— Begin —
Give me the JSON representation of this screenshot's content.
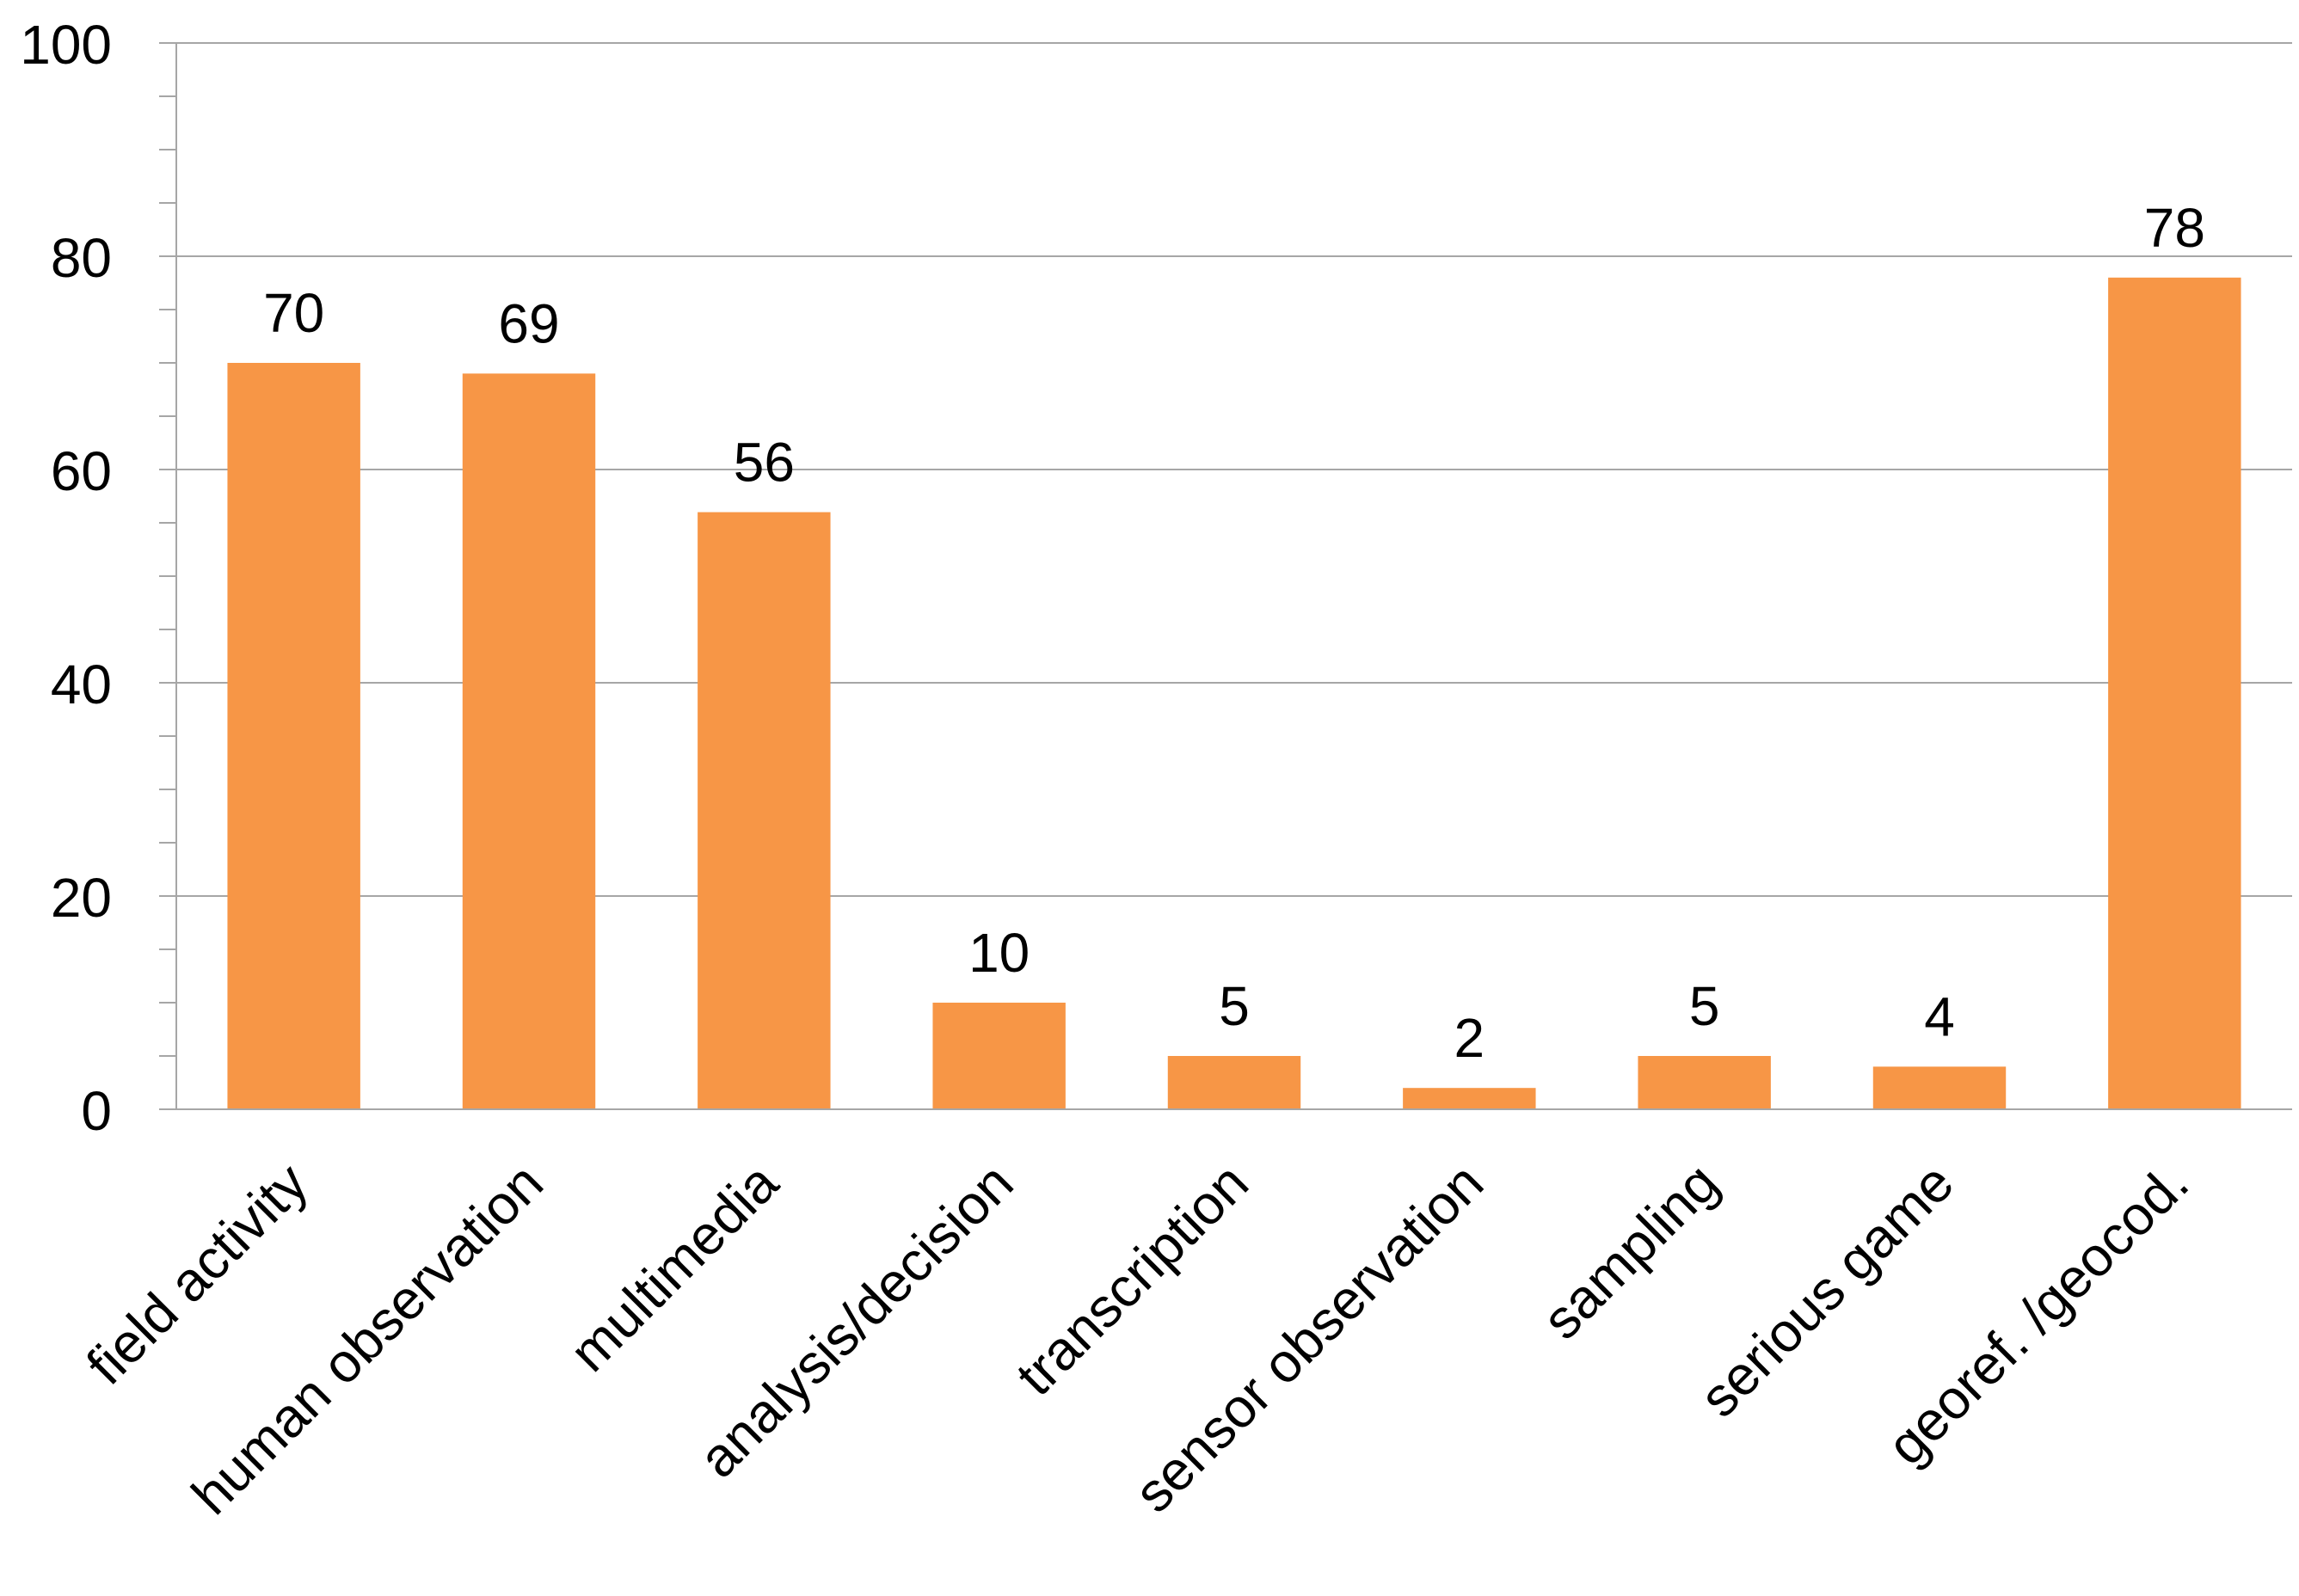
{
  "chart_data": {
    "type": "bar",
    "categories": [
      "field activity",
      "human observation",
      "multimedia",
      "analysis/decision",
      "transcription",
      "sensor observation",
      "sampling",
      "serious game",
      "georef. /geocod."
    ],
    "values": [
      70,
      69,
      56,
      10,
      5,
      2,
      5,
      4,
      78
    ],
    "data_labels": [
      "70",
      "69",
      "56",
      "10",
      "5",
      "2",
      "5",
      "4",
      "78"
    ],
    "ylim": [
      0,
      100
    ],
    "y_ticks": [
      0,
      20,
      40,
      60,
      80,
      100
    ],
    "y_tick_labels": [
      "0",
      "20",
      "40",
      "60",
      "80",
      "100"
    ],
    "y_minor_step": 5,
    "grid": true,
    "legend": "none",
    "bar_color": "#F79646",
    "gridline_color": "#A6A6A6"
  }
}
— End —
→ **TASK DETAILS**:
Your copy of the data should match it exactly, except that pictures are left out.

→ **RIGHT ANSWER**:
Give me the JSON representation of this screenshot's content.
{
  "chart_data": {
    "type": "bar",
    "categories": [
      "field activity",
      "human observation",
      "multimedia",
      "analysis/decision",
      "transcription",
      "sensor observation",
      "sampling",
      "serious game",
      "georef. /geocod."
    ],
    "values": [
      70,
      69,
      56,
      10,
      5,
      2,
      5,
      4,
      78
    ],
    "data_labels": [
      "70",
      "69",
      "56",
      "10",
      "5",
      "2",
      "5",
      "4",
      "78"
    ],
    "ylim": [
      0,
      100
    ],
    "y_ticks": [
      0,
      20,
      40,
      60,
      80,
      100
    ],
    "y_tick_labels": [
      "0",
      "20",
      "40",
      "60",
      "80",
      "100"
    ],
    "y_minor_step": 5,
    "grid": true,
    "legend": "none",
    "bar_color": "#F79646",
    "gridline_color": "#A6A6A6"
  }
}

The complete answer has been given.